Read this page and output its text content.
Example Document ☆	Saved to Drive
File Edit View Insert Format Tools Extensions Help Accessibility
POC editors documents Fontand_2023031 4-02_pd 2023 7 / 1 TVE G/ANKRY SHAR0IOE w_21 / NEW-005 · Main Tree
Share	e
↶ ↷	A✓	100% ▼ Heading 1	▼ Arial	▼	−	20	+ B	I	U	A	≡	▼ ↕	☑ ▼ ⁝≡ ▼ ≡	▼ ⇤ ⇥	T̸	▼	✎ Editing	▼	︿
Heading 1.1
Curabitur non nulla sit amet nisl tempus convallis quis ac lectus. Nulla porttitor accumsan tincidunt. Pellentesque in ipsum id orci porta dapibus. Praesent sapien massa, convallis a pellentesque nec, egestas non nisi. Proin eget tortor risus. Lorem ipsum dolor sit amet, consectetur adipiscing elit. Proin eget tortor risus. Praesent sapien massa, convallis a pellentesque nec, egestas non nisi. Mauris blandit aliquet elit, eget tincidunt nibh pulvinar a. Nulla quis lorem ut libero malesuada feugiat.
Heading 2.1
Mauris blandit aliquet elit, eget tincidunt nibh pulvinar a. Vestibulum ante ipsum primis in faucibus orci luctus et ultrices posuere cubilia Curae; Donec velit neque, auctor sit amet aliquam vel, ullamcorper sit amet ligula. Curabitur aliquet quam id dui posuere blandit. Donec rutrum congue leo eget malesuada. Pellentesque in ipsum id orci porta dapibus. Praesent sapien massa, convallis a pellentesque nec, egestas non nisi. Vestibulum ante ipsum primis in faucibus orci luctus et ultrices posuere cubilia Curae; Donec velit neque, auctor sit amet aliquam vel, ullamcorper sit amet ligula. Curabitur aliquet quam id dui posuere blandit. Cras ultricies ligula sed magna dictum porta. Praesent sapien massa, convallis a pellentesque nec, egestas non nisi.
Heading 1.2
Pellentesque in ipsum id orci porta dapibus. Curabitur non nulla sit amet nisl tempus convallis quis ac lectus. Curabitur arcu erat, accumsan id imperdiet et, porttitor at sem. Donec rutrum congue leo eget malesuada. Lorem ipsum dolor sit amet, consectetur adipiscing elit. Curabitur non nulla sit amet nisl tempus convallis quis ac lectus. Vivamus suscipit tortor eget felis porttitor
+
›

• Objective: Pick out all lines containing the string "Heading".

• Finished task:
↶ ↷	A✓	100% ▼ Heading 1	▼ Arial	▼	−	20	+ B	I	U	A	≡	▼ ↕	☑ ▼ ⁝≡ ▼ ≡	▼ ⇤ ⇥	T̸	▼	✎ Editing	▼	︿
Heading 1.1
Heading 2.1
Heading 1.2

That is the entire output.